From the listing below, select every line where the word "title" appears.

———

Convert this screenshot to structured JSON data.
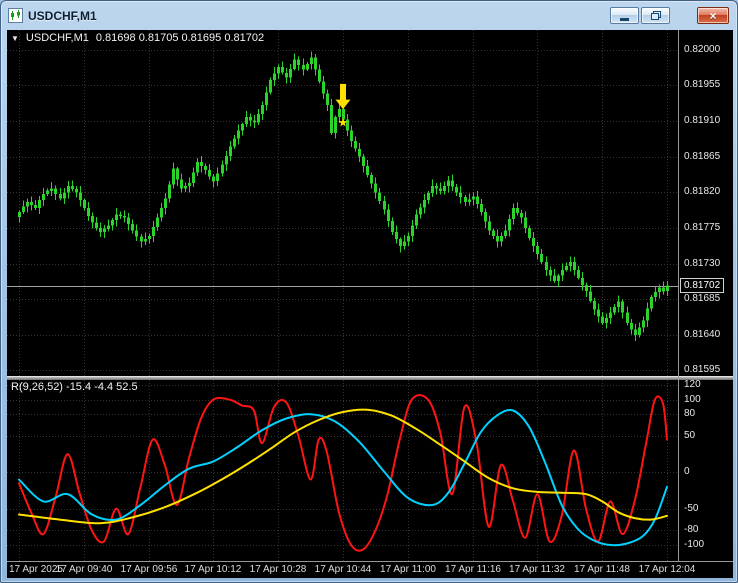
{
  "window": {
    "title": "USDCHF,M1",
    "controls": {
      "close": "×"
    }
  },
  "chart": {
    "header": {
      "toggle": "▼",
      "symbol": "USDCHF,M1",
      "quotes": "0.81698 0.81705 0.81695 0.81702"
    }
  },
  "indicator": {
    "label": "R(9,26,52) -15.4 -4.4 52.5"
  },
  "colors": {
    "background": "#000000",
    "grid": "#343434",
    "bull": "#2bd42b",
    "bid_line": "#a0a0a0",
    "axis_text": "#e9e9e9",
    "annotation": "#ffe100",
    "ind_fast": "#ff1414",
    "ind_medium": "#00d2ff",
    "ind_slow": "#ffe100"
  },
  "chart_data": {
    "type": "candlestick",
    "symbol": "USDCHF",
    "timeframe": "M1",
    "ohlc_display": {
      "open": "0.81698",
      "high": "0.81705",
      "low": "0.81695",
      "close": "0.81702"
    },
    "bid_price": 0.81702,
    "bid_display": "0.81702",
    "price_view_range": [
      0.81588,
      0.82025
    ],
    "price_axis_ticks": [
      "0.82000",
      "0.81955",
      "0.81910",
      "0.81865",
      "0.81820",
      "0.81775",
      "0.81730",
      "0.81685",
      "0.81640",
      "0.81595"
    ],
    "x_axis_ticks": [
      {
        "label": "17 Apr 2025",
        "index": 0
      },
      {
        "label": "17 Apr 09:40",
        "index": 16
      },
      {
        "label": "17 Apr 09:56",
        "index": 32
      },
      {
        "label": "17 Apr 10:12",
        "index": 48
      },
      {
        "label": "17 Apr 10:28",
        "index": 64
      },
      {
        "label": "17 Apr 10:44",
        "index": 80
      },
      {
        "label": "17 Apr 11:00",
        "index": 96
      },
      {
        "label": "17 Apr 11:16",
        "index": 112
      },
      {
        "label": "17 Apr 11:32",
        "index": 128
      },
      {
        "label": "17 Apr 11:48",
        "index": 144
      },
      {
        "label": "17 Apr 12:04",
        "index": 160
      }
    ],
    "closes": [
      0.81795,
      0.81802,
      0.81808,
      0.81804,
      0.818,
      0.8181,
      0.81818,
      0.81822,
      0.81825,
      0.81818,
      0.81812,
      0.8182,
      0.81828,
      0.81824,
      0.8182,
      0.8181,
      0.818,
      0.8179,
      0.81782,
      0.81775,
      0.8177,
      0.81774,
      0.81778,
      0.81785,
      0.81792,
      0.8179,
      0.81788,
      0.8178,
      0.81772,
      0.81764,
      0.81758,
      0.81761,
      0.81765,
      0.81776,
      0.81788,
      0.818,
      0.81812,
      0.8183,
      0.8185,
      0.81836,
      0.81825,
      0.81828,
      0.81832,
      0.81845,
      0.81858,
      0.81853,
      0.81848,
      0.8184,
      0.81834,
      0.81844,
      0.81855,
      0.81866,
      0.81878,
      0.81888,
      0.81898,
      0.81906,
      0.81915,
      0.81911,
      0.81908,
      0.81919,
      0.8193,
      0.81946,
      0.81962,
      0.8197,
      0.81978,
      0.81971,
      0.81965,
      0.81976,
      0.81988,
      0.81981,
      0.81975,
      0.81982,
      0.8199,
      0.81975,
      0.8196,
      0.81945,
      0.8193,
      0.81895,
      0.81915,
      0.81925,
      0.81912,
      0.81898,
      0.81885,
      0.81875,
      0.81865,
      0.81853,
      0.81842,
      0.81831,
      0.8182,
      0.81809,
      0.81798,
      0.81784,
      0.8177,
      0.81761,
      0.81752,
      0.81758,
      0.81765,
      0.81778,
      0.81792,
      0.81801,
      0.8181,
      0.81819,
      0.81828,
      0.81825,
      0.81822,
      0.81828,
      0.81835,
      0.81827,
      0.8182,
      0.81814,
      0.81808,
      0.81811,
      0.81815,
      0.81805,
      0.81795,
      0.81783,
      0.81772,
      0.81765,
      0.81758,
      0.81765,
      0.81772,
      0.81786,
      0.818,
      0.81794,
      0.81788,
      0.81775,
      0.81762,
      0.81752,
      0.81742,
      0.81732,
      0.81722,
      0.81715,
      0.81708,
      0.81715,
      0.81722,
      0.81727,
      0.81732,
      0.81722,
      0.81712,
      0.81703,
      0.81695,
      0.81683,
      0.81672,
      0.81663,
      0.81655,
      0.81661,
      0.81668,
      0.81675,
      0.81682,
      0.81668,
      0.81655,
      0.81647,
      0.8164,
      0.81649,
      0.81658,
      0.81673,
      0.81688,
      0.81694,
      0.817,
      0.81695,
      0.81702
    ],
    "annotations": [
      {
        "type": "arrow-down",
        "color": "#ffe100",
        "index": 80,
        "price_top": 0.81957,
        "price_mid": 0.81937,
        "price_tip": 0.81925
      },
      {
        "type": "star",
        "color": "#ffe100",
        "index": 80,
        "price": 0.81908,
        "glyph": "★"
      }
    ],
    "indicator": {
      "title": "R(9,26,52) -15.4 -4.4 52.5",
      "indicator_view_range": [
        -122,
        127
      ],
      "axis_ticks": [
        "120",
        "100",
        "80",
        "50",
        "0",
        "-50",
        "-80",
        "-100"
      ],
      "series": [
        {
          "name": "fast",
          "color": "#ff1414",
          "points": [
            [
              0,
              -15
            ],
            [
              3,
              -55
            ],
            [
              6,
              -85
            ],
            [
              9,
              -35
            ],
            [
              12,
              25
            ],
            [
              15,
              -30
            ],
            [
              18,
              -80
            ],
            [
              21,
              -95
            ],
            [
              24,
              -50
            ],
            [
              27,
              -85
            ],
            [
              30,
              -20
            ],
            [
              33,
              45
            ],
            [
              36,
              10
            ],
            [
              39,
              -45
            ],
            [
              42,
              20
            ],
            [
              45,
              75
            ],
            [
              48,
              100
            ],
            [
              52,
              100
            ],
            [
              55,
              92
            ],
            [
              58,
              85
            ],
            [
              60,
              40
            ],
            [
              63,
              90
            ],
            [
              66,
              96
            ],
            [
              69,
              50
            ],
            [
              72,
              -10
            ],
            [
              74,
              45
            ],
            [
              76,
              28
            ],
            [
              79,
              -55
            ],
            [
              82,
              -100
            ],
            [
              85,
              -106
            ],
            [
              88,
              -80
            ],
            [
              91,
              -30
            ],
            [
              94,
              45
            ],
            [
              97,
              100
            ],
            [
              101,
              100
            ],
            [
              104,
              55
            ],
            [
              107,
              -30
            ],
            [
              110,
              90
            ],
            [
              113,
              40
            ],
            [
              116,
              -75
            ],
            [
              119,
              10
            ],
            [
              122,
              -40
            ],
            [
              125,
              -90
            ],
            [
              128,
              -30
            ],
            [
              131,
              -95
            ],
            [
              134,
              -60
            ],
            [
              137,
              30
            ],
            [
              140,
              -50
            ],
            [
              143,
              -95
            ],
            [
              146,
              -40
            ],
            [
              149,
              -85
            ],
            [
              152,
              -40
            ],
            [
              155,
              45
            ],
            [
              157,
              100
            ],
            [
              159,
              95
            ],
            [
              160,
              45
            ]
          ]
        },
        {
          "name": "medium",
          "color": "#00d2ff",
          "points": [
            [
              0,
              -10
            ],
            [
              6,
              -40
            ],
            [
              12,
              -30
            ],
            [
              18,
              -58
            ],
            [
              24,
              -65
            ],
            [
              30,
              -45
            ],
            [
              36,
              -18
            ],
            [
              42,
              5
            ],
            [
              48,
              15
            ],
            [
              54,
              35
            ],
            [
              60,
              58
            ],
            [
              66,
              74
            ],
            [
              72,
              80
            ],
            [
              78,
              70
            ],
            [
              84,
              42
            ],
            [
              90,
              2
            ],
            [
              96,
              -35
            ],
            [
              102,
              -45
            ],
            [
              106,
              -28
            ],
            [
              110,
              12
            ],
            [
              114,
              55
            ],
            [
              118,
              78
            ],
            [
              122,
              85
            ],
            [
              126,
              62
            ],
            [
              130,
              12
            ],
            [
              134,
              -45
            ],
            [
              138,
              -78
            ],
            [
              142,
              -94
            ],
            [
              146,
              -100
            ],
            [
              150,
              -98
            ],
            [
              154,
              -88
            ],
            [
              157,
              -65
            ],
            [
              160,
              -20
            ]
          ]
        },
        {
          "name": "slow",
          "color": "#ffe100",
          "points": [
            [
              0,
              -58
            ],
            [
              10,
              -65
            ],
            [
              20,
              -70
            ],
            [
              28,
              -62
            ],
            [
              36,
              -48
            ],
            [
              44,
              -28
            ],
            [
              50,
              -10
            ],
            [
              56,
              10
            ],
            [
              62,
              32
            ],
            [
              68,
              55
            ],
            [
              74,
              72
            ],
            [
              80,
              83
            ],
            [
              86,
              86
            ],
            [
              92,
              78
            ],
            [
              98,
              60
            ],
            [
              104,
              38
            ],
            [
              110,
              15
            ],
            [
              116,
              -8
            ],
            [
              122,
              -22
            ],
            [
              128,
              -27
            ],
            [
              134,
              -28
            ],
            [
              140,
              -30
            ],
            [
              144,
              -40
            ],
            [
              148,
              -55
            ],
            [
              152,
              -63
            ],
            [
              156,
              -65
            ],
            [
              160,
              -60
            ]
          ]
        }
      ]
    }
  }
}
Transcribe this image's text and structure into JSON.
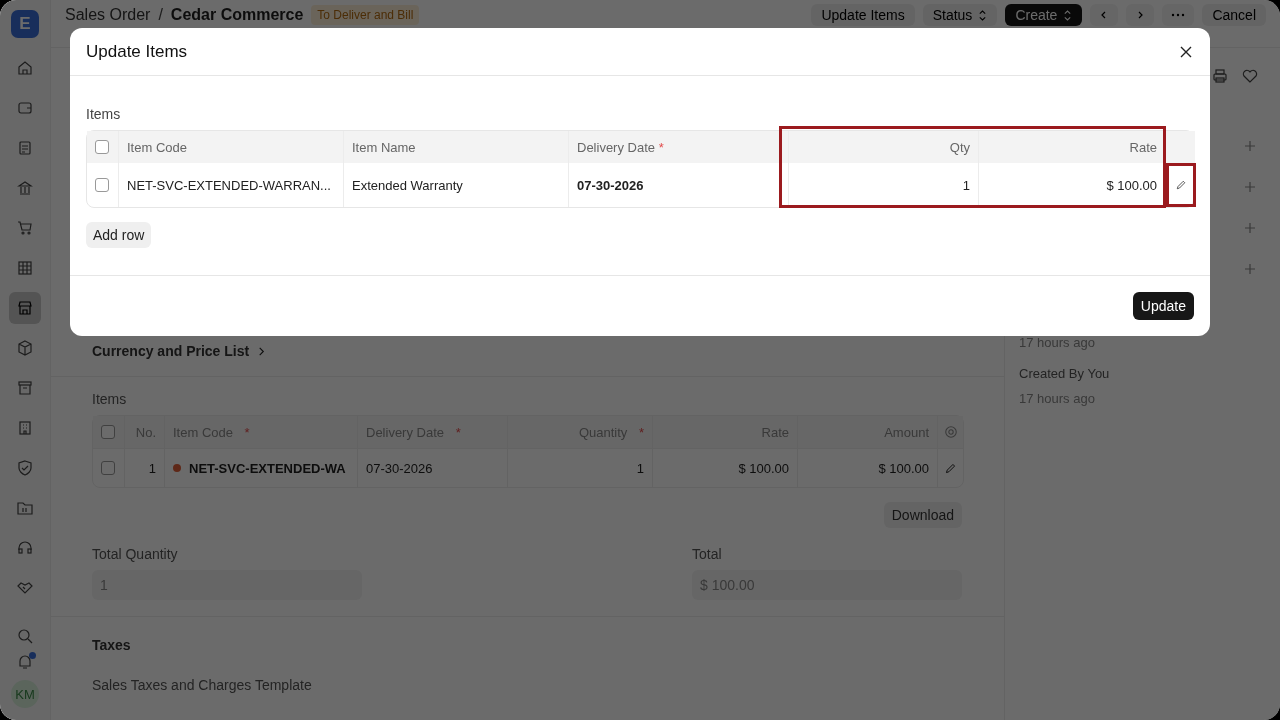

———

▶ _Expected answer_:
    "title": "USDCHF,M1",
      "title": "R(9,26,52) -15.4 -4.4 52.5",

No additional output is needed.